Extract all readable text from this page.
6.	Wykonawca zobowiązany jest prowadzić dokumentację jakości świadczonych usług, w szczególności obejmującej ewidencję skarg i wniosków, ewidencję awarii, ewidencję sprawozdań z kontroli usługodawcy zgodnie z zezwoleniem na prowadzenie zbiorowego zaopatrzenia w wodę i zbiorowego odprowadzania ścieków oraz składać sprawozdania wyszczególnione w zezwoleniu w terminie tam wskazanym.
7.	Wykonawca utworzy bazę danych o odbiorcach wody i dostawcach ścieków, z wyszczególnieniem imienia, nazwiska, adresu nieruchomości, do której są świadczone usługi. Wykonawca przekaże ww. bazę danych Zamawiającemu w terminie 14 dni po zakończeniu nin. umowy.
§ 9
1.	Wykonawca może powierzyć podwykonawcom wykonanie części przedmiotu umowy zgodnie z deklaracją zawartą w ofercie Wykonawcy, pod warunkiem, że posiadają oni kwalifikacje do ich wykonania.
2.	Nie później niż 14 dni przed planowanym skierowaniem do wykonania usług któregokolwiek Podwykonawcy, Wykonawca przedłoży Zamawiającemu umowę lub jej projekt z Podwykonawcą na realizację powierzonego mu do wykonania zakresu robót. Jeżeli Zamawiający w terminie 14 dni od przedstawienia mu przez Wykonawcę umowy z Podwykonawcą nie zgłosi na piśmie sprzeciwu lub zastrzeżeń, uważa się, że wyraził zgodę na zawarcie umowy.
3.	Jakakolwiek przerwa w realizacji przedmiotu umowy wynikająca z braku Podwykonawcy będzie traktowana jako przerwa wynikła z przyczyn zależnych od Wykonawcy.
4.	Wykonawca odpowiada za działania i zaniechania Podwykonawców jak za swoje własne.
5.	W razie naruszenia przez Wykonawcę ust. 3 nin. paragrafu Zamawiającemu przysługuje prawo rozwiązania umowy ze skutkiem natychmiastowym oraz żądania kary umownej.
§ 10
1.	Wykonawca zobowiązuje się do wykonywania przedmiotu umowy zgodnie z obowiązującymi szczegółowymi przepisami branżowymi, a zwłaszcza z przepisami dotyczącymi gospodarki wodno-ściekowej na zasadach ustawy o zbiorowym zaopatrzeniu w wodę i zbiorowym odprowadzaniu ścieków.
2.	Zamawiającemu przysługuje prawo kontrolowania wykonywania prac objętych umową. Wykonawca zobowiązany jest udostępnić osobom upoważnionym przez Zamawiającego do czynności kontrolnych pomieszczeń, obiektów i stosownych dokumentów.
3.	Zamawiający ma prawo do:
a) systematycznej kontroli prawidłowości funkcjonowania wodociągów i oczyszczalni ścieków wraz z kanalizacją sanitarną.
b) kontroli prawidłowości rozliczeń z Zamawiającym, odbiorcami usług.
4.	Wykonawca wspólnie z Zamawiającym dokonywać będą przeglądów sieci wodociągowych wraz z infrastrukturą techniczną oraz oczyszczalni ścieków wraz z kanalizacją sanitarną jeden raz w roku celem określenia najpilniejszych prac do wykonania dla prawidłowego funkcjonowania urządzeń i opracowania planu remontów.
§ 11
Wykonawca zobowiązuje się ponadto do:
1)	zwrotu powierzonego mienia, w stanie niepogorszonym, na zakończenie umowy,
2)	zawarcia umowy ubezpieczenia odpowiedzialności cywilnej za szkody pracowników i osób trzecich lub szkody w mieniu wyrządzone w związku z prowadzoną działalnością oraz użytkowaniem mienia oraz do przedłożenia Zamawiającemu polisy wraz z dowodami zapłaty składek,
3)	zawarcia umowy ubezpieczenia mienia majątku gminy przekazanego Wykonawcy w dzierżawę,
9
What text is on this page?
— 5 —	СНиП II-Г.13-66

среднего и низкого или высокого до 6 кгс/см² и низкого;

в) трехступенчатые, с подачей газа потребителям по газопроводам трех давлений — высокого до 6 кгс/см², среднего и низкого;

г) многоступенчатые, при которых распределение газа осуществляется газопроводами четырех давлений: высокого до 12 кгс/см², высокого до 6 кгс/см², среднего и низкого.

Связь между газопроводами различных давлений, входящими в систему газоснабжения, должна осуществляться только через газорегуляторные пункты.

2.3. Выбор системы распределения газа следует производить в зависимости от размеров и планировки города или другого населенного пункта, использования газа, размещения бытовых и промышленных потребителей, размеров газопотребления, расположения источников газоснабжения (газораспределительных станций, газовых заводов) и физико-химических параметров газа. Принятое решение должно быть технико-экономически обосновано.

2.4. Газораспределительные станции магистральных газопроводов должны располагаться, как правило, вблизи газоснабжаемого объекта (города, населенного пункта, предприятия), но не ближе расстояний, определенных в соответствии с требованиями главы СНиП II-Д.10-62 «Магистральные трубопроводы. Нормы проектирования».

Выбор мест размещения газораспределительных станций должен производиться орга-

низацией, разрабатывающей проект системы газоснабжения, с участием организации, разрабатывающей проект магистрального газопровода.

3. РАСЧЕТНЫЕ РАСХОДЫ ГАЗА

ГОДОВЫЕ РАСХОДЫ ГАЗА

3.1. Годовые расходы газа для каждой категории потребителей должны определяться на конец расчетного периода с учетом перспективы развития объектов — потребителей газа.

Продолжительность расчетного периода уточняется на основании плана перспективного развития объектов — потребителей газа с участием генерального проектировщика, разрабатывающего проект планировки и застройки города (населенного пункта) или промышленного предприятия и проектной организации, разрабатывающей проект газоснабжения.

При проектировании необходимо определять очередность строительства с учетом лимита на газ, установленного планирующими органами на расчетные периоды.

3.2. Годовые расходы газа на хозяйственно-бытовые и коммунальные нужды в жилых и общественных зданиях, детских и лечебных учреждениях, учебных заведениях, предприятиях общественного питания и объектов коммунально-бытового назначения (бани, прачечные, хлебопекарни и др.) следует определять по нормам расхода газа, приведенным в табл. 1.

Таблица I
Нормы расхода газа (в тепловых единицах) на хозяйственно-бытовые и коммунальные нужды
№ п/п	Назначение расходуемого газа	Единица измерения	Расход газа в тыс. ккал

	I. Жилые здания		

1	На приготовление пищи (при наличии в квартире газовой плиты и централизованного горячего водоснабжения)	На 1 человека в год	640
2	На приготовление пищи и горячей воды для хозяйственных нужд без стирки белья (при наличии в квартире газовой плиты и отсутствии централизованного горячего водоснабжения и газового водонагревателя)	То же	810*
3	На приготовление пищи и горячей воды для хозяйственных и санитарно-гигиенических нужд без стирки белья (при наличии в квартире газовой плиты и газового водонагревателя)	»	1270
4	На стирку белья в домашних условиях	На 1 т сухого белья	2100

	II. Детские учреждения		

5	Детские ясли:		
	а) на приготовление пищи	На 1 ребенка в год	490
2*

______________________________

● **WHAT IS NEEDED**
Check each line of the data above for the word "this" and say how many lines have it. Give the number alone.

● **COMPLETE ANSWER**
2